**Exercise:** Find all lines in the listing that include the word "如图所示", then copy them.

(begin)

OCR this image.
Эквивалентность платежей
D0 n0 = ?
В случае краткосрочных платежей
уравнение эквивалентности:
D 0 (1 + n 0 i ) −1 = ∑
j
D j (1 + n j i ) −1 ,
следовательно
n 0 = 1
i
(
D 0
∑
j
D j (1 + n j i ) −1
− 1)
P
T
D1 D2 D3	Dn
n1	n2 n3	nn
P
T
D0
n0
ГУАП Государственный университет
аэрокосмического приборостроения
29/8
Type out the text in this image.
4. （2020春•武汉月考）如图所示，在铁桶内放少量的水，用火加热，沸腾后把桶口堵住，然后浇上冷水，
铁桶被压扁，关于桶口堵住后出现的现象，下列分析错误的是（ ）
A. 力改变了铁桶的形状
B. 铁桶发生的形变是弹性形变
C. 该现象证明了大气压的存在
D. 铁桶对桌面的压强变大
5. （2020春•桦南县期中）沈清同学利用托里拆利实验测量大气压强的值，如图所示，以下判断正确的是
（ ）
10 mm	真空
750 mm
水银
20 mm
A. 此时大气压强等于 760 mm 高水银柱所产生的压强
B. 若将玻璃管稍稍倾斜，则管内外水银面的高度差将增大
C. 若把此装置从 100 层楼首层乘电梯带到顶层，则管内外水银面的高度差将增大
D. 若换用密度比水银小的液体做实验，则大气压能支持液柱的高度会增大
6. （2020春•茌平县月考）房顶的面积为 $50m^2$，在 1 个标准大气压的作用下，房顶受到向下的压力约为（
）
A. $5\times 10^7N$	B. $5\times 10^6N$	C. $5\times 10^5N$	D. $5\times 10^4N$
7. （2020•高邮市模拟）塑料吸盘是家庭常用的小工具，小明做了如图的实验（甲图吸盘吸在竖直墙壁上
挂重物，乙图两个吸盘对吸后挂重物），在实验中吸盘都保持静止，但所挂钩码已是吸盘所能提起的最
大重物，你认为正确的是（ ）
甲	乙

(end)

**In response:**
4. （2020春•武汉月考）如图所示，在铁桶内放少量的水，用火加热，沸腾后把桶口堵住，然后浇上冷水，
5. （2020春•桦南县期中）沈清同学利用托里拆利实验测量大气压强的值，如图所示，以下判断正确的是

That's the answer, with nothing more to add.